# What the exercise asks
Print the entries from the very first line through the line that contains "Localize each UI", including both ends, and leave the pictures out.

# Source material
====

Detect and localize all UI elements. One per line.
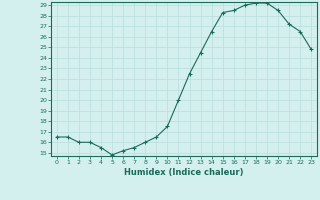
X-axis label: Humidex (Indice chaleur): Humidex (Indice chaleur)	[124, 168, 244, 177]
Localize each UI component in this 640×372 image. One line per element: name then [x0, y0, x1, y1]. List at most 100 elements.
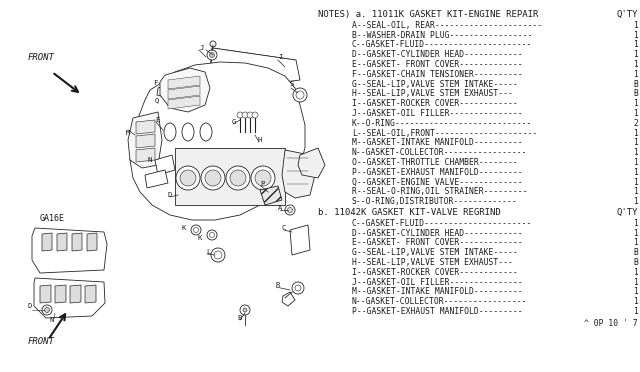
- Text: N: N: [50, 317, 54, 323]
- Polygon shape: [282, 292, 295, 306]
- Polygon shape: [155, 155, 175, 175]
- Polygon shape: [168, 86, 200, 99]
- Text: E--GASKET- FRONT COVER-------------: E--GASKET- FRONT COVER-------------: [352, 60, 523, 69]
- Circle shape: [296, 91, 304, 99]
- Text: 1: 1: [633, 31, 638, 39]
- Text: B: B: [633, 248, 638, 257]
- Polygon shape: [168, 76, 200, 89]
- Text: E--GASKET- FRONT COVER-------------: E--GASKET- FRONT COVER-------------: [352, 238, 523, 247]
- Polygon shape: [57, 233, 67, 251]
- Polygon shape: [145, 170, 168, 188]
- Ellipse shape: [200, 123, 212, 141]
- Polygon shape: [136, 148, 155, 162]
- Polygon shape: [298, 148, 325, 178]
- Circle shape: [226, 166, 250, 190]
- Polygon shape: [130, 62, 305, 220]
- Text: Q--GASKET-ENGINE VALVE-------------: Q--GASKET-ENGINE VALVE-------------: [352, 177, 523, 187]
- Text: I: I: [278, 54, 282, 60]
- Circle shape: [242, 112, 248, 118]
- Circle shape: [230, 170, 246, 186]
- Circle shape: [292, 282, 304, 294]
- Text: N--GASKET-COLLECTOR-----------------: N--GASKET-COLLECTOR-----------------: [352, 297, 527, 306]
- Polygon shape: [34, 278, 105, 318]
- Text: A: A: [278, 205, 282, 211]
- Text: FRONT: FRONT: [28, 53, 55, 62]
- Text: 1: 1: [633, 297, 638, 306]
- Text: B: B: [633, 80, 638, 89]
- Circle shape: [252, 112, 258, 118]
- Text: H: H: [258, 137, 262, 143]
- Text: I--GASKET-ROCKER COVER------------: I--GASKET-ROCKER COVER------------: [352, 268, 518, 277]
- Polygon shape: [128, 112, 162, 168]
- Text: 1: 1: [633, 21, 638, 30]
- Text: 1: 1: [633, 197, 638, 206]
- Circle shape: [45, 308, 49, 312]
- Text: 1: 1: [633, 288, 638, 296]
- Text: F: F: [153, 80, 157, 86]
- Circle shape: [180, 170, 196, 186]
- Text: Q'TY: Q'TY: [616, 208, 638, 217]
- Text: G: G: [232, 119, 236, 125]
- Circle shape: [240, 305, 250, 315]
- Text: 1: 1: [633, 60, 638, 69]
- Circle shape: [207, 50, 217, 60]
- Circle shape: [287, 208, 292, 212]
- Text: B: B: [633, 258, 638, 267]
- Text: 1: 1: [633, 99, 638, 108]
- Text: 1: 1: [633, 158, 638, 167]
- Polygon shape: [32, 228, 107, 273]
- Text: N--GASKET-COLLECTOR-----------------: N--GASKET-COLLECTOR-----------------: [352, 148, 527, 157]
- Text: 1: 1: [633, 129, 638, 138]
- Text: ^ 0P 10 ' 7: ^ 0P 10 ' 7: [584, 319, 638, 328]
- Circle shape: [243, 308, 247, 312]
- Text: P--GASKET-EXHAUST MANIFOLD---------: P--GASKET-EXHAUST MANIFOLD---------: [352, 307, 523, 316]
- Text: L: L: [206, 249, 211, 255]
- Circle shape: [293, 88, 307, 102]
- Text: N: N: [148, 157, 152, 163]
- Text: R--SEAL-O-RING,OIL STRAINER---------: R--SEAL-O-RING,OIL STRAINER---------: [352, 187, 527, 196]
- Polygon shape: [282, 150, 315, 198]
- Text: 1: 1: [633, 148, 638, 157]
- Text: M--GASKET-INTAKE MANIFOLD----------: M--GASKET-INTAKE MANIFOLD----------: [352, 138, 523, 147]
- Text: D: D: [168, 192, 172, 198]
- Text: 1: 1: [633, 70, 638, 79]
- Text: M--GASKET-INTAKE MANIFOLD----------: M--GASKET-INTAKE MANIFOLD----------: [352, 288, 523, 296]
- Circle shape: [201, 166, 225, 190]
- Text: B--WASHER-DRAIN PLUG-----------------: B--WASHER-DRAIN PLUG-----------------: [352, 31, 532, 39]
- Text: C--GASKET-FLUID----------------------: C--GASKET-FLUID----------------------: [352, 41, 532, 49]
- Text: 1: 1: [633, 307, 638, 316]
- Text: B: B: [633, 89, 638, 99]
- Text: D--GASKET-CYLINDER HEAD------------: D--GASKET-CYLINDER HEAD------------: [352, 50, 523, 59]
- Text: 1: 1: [633, 41, 638, 49]
- Circle shape: [285, 205, 295, 215]
- Text: 1: 1: [633, 187, 638, 196]
- Text: J--GASKET-OIL FILLER---------------: J--GASKET-OIL FILLER---------------: [352, 278, 523, 286]
- Text: Q: Q: [155, 97, 159, 103]
- Text: 1: 1: [633, 229, 638, 238]
- Text: C--GASKET-FLUID----------------------: C--GASKET-FLUID----------------------: [352, 219, 532, 228]
- Text: H--SEAL-LIP,VALVE STEM EXHAUST---: H--SEAL-LIP,VALVE STEM EXHAUST---: [352, 258, 513, 267]
- Text: P--GASKET-EXHAUST MANIFOLD---------: P--GASKET-EXHAUST MANIFOLD---------: [352, 168, 523, 177]
- Text: 1: 1: [633, 168, 638, 177]
- Circle shape: [176, 166, 200, 190]
- Text: F--GASKET-CHAIN TENSIONER----------: F--GASKET-CHAIN TENSIONER----------: [352, 70, 523, 79]
- Circle shape: [247, 112, 253, 118]
- Text: S: S: [290, 81, 294, 87]
- Text: A--SEAL-OIL, REAR----------------------: A--SEAL-OIL, REAR----------------------: [352, 21, 542, 30]
- Text: G--SEAL-LIP,VALVE STEM INTAKE-----: G--SEAL-LIP,VALVE STEM INTAKE-----: [352, 80, 518, 89]
- Text: NOTES) a. 11011K GASKET KIT-ENGINE REPAIR: NOTES) a. 11011K GASKET KIT-ENGINE REPAI…: [318, 10, 538, 19]
- Circle shape: [251, 166, 275, 190]
- Polygon shape: [55, 285, 66, 303]
- Text: 2: 2: [633, 119, 638, 128]
- Polygon shape: [87, 233, 97, 251]
- Text: G--SEAL-LIP,VALVE STEM INTAKE-----: G--SEAL-LIP,VALVE STEM INTAKE-----: [352, 248, 518, 257]
- Text: B: B: [237, 315, 241, 321]
- Circle shape: [255, 170, 271, 186]
- Polygon shape: [40, 285, 51, 303]
- Circle shape: [211, 248, 225, 262]
- Polygon shape: [160, 68, 210, 112]
- Text: M: M: [126, 130, 131, 136]
- Text: 1: 1: [633, 50, 638, 59]
- Text: K: K: [198, 235, 202, 241]
- Text: 1: 1: [633, 177, 638, 187]
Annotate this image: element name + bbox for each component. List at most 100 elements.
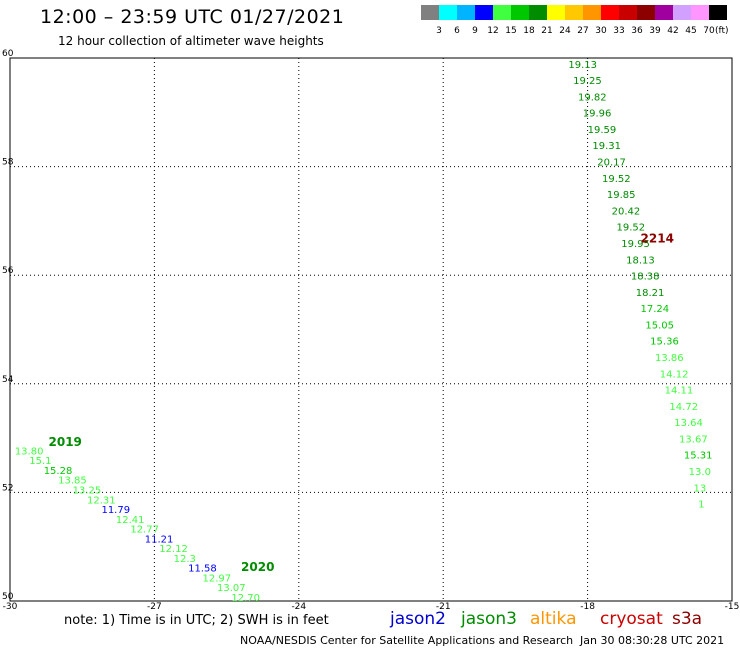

====

# The result
Detect and localize all UI elements. One per line.
X-axis label: Humidex (Indice chaleur): Humidex (Indice chaleur)	[124, 168, 244, 177]
Localize each UI component in this 640×372 image. One line per element: name then [x0, y0, x1, y1]. List at most 100 elements.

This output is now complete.